## Start DATA PROVIDED

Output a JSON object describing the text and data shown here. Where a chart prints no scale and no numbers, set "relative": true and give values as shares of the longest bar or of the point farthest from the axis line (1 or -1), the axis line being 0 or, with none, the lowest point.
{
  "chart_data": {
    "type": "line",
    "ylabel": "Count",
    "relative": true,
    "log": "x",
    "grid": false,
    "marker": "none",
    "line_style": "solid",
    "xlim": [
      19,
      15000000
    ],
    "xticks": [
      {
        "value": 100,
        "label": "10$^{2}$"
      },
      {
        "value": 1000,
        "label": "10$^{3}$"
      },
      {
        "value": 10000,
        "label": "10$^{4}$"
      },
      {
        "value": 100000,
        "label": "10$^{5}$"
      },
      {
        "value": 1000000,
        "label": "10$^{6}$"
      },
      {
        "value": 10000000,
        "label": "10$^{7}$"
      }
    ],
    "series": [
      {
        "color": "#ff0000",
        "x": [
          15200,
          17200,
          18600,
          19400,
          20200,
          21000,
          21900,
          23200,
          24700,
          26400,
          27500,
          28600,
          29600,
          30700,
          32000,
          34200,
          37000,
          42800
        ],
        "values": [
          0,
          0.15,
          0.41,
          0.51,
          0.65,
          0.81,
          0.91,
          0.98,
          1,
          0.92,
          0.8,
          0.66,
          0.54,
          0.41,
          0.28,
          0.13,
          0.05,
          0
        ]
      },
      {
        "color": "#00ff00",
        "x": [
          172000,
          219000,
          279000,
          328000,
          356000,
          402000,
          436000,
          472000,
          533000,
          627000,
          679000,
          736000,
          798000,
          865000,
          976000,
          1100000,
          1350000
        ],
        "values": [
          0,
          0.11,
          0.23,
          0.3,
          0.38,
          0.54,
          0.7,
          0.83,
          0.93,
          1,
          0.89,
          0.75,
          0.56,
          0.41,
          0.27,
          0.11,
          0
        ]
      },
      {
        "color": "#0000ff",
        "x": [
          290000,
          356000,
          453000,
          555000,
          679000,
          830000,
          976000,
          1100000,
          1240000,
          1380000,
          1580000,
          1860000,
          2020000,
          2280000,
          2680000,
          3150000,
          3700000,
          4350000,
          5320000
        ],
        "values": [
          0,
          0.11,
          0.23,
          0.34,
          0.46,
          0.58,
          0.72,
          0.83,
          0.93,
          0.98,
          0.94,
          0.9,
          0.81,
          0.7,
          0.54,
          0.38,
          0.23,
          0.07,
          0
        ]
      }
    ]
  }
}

## End DATA PROVIDED

**YOUR OBJECTIVE**
Report only how many lines in the entries contain "relative".

**WRITTEN SOLUTION**
2